## Directive
Check each line of the records for "chevron"; collect those that have it.

## Collected data
....

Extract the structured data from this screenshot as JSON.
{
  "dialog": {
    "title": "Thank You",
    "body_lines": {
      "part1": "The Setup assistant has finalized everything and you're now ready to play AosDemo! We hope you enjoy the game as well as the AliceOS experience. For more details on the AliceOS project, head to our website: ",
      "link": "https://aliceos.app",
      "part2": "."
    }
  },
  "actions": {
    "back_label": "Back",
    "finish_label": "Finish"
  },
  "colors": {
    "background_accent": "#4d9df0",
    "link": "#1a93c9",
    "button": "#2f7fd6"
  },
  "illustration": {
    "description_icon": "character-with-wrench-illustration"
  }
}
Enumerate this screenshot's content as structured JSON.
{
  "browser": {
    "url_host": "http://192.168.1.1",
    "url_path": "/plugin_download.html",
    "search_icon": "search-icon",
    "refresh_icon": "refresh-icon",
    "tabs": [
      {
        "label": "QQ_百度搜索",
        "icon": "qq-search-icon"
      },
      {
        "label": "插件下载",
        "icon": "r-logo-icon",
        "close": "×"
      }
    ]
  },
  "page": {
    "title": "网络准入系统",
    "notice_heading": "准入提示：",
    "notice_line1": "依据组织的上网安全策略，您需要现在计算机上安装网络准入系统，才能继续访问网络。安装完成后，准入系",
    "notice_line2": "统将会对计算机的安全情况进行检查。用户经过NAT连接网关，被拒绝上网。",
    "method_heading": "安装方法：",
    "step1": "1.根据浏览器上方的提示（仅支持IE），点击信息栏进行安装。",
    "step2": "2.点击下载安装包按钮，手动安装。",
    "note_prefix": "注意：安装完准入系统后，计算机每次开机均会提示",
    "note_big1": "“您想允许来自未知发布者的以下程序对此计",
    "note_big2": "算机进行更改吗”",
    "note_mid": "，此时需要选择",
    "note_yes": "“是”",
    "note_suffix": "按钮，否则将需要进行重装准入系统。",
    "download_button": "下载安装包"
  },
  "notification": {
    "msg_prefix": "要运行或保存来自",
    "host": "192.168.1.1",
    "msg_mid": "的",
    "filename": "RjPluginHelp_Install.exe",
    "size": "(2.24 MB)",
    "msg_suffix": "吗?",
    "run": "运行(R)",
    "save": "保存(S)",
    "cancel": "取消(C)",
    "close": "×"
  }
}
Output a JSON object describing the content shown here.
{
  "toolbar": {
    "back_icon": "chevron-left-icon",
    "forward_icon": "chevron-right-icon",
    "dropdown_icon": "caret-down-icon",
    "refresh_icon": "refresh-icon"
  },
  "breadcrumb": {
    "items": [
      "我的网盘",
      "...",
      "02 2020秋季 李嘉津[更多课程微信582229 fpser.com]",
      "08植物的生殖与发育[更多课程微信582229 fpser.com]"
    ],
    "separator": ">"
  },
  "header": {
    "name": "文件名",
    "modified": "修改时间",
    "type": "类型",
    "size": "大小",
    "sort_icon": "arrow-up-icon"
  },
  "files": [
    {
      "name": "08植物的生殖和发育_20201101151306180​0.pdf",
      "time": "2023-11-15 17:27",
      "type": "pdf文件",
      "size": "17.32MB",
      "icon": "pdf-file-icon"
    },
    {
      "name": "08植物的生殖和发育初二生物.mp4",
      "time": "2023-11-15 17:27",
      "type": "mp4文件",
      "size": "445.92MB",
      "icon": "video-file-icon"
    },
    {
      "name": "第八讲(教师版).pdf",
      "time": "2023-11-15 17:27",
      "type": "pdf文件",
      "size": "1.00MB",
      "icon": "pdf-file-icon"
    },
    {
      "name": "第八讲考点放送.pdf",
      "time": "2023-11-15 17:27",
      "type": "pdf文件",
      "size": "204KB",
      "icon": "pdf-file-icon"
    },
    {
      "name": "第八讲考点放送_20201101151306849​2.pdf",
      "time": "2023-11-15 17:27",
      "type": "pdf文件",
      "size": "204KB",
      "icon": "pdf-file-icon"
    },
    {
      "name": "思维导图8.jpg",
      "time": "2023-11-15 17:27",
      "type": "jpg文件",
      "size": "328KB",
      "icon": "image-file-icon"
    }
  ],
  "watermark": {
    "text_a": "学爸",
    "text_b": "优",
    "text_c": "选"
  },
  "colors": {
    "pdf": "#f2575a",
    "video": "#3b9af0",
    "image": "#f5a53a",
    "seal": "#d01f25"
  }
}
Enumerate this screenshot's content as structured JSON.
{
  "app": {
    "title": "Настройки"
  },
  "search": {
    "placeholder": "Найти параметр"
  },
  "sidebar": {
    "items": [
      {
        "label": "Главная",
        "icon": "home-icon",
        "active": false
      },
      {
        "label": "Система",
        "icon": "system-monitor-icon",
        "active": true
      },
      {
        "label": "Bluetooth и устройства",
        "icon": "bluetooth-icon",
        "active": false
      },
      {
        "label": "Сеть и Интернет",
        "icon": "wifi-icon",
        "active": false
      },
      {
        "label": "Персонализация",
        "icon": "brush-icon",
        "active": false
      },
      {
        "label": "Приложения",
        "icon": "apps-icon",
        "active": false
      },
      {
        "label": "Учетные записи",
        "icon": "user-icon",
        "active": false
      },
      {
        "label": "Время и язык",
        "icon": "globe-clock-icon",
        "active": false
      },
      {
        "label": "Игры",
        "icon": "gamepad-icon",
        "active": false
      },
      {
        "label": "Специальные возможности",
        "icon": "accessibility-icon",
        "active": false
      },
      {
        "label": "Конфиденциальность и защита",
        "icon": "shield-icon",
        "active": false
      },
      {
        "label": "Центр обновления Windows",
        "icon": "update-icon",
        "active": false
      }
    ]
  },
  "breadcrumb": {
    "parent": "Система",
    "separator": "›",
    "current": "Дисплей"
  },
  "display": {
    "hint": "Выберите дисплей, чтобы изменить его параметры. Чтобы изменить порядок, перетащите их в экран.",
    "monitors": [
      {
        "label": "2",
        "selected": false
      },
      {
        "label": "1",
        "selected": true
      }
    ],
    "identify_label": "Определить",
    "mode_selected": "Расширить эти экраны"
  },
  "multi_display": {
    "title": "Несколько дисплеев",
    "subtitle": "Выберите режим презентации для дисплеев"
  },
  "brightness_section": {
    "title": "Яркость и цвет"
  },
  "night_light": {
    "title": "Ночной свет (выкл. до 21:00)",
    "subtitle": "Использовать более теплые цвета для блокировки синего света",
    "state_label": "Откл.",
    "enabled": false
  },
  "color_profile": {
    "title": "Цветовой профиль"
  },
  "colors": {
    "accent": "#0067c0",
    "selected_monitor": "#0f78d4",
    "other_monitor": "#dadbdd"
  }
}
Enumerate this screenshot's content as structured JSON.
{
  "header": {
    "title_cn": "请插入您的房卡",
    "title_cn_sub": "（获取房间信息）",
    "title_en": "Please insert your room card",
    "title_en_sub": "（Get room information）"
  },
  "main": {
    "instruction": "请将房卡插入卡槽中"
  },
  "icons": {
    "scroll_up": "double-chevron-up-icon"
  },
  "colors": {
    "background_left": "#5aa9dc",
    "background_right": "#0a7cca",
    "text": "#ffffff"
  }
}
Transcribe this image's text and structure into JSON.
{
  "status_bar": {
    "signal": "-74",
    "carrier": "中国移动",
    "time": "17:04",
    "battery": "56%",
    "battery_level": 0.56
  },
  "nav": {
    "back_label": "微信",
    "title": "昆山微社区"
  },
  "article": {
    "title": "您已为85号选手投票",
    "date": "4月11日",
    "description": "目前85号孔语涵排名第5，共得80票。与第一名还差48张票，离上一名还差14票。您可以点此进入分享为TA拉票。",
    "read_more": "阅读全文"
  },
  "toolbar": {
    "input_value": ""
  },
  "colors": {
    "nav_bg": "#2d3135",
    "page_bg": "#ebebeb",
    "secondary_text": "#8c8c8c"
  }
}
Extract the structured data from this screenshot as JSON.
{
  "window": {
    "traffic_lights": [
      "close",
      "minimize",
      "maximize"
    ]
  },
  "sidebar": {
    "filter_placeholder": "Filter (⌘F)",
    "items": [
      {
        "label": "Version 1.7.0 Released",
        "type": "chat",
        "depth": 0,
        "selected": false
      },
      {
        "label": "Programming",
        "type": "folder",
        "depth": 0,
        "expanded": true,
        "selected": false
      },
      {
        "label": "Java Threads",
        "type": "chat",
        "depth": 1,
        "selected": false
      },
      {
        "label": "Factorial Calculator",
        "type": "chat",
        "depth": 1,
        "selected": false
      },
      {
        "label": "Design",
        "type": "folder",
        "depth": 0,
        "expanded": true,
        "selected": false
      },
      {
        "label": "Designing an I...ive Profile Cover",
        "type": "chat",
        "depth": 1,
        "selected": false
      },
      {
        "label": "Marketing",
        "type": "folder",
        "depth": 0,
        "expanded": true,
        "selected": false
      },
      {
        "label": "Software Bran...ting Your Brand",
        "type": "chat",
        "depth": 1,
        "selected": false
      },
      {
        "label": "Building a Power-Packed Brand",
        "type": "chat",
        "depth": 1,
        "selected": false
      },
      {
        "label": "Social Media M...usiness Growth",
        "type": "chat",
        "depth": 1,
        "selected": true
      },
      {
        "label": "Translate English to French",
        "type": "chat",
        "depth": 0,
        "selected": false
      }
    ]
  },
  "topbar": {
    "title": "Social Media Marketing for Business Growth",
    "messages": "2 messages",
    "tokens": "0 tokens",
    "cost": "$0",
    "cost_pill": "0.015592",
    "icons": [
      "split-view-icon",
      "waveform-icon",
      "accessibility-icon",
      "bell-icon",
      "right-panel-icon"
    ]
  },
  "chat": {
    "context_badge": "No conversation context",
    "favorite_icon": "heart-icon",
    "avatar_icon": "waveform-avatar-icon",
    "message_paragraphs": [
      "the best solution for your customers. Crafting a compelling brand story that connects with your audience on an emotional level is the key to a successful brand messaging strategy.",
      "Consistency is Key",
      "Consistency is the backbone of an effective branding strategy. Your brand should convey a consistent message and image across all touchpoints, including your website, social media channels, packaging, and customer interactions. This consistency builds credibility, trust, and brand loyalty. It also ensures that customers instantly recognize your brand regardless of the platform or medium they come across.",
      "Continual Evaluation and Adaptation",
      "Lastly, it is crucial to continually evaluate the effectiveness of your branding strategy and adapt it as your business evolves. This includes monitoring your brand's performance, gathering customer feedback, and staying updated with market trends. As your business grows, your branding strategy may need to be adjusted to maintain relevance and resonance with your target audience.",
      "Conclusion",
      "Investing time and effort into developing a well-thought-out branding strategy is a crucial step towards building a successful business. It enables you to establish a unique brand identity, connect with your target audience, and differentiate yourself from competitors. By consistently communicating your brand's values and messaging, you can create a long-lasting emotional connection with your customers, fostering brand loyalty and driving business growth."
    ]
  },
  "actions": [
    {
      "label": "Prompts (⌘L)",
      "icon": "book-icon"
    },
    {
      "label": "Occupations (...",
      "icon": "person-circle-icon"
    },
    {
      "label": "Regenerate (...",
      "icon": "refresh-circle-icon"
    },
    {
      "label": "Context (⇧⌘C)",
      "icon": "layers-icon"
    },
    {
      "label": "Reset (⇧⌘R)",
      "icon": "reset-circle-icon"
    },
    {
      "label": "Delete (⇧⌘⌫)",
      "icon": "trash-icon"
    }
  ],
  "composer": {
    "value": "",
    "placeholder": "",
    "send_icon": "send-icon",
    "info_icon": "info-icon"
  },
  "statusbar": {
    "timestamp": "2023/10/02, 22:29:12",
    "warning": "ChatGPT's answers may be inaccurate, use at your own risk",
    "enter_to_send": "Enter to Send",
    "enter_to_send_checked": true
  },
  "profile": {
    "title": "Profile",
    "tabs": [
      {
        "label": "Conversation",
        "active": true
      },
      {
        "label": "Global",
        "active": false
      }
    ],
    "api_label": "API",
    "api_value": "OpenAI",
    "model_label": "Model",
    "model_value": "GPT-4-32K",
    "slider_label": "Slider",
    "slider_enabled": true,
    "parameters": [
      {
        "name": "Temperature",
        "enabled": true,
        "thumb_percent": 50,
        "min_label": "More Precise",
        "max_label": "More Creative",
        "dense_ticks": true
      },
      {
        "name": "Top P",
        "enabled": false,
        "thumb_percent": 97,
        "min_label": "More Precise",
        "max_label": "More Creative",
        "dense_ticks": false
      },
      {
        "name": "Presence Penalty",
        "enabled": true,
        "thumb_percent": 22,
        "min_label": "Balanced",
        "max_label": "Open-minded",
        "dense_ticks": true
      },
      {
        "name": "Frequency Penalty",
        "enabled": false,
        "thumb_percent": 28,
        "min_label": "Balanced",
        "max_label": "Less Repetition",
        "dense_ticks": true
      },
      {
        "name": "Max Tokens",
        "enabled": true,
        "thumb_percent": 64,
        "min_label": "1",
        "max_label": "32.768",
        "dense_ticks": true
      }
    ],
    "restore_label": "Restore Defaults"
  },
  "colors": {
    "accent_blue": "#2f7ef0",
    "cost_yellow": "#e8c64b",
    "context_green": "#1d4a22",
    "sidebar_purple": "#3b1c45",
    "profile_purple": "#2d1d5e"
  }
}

....

## Response below
    "back_icon": "chevron-left-icon",
    "forward_icon": "chevron-right-icon",
    "scroll_up": "double-chevron-up-icon"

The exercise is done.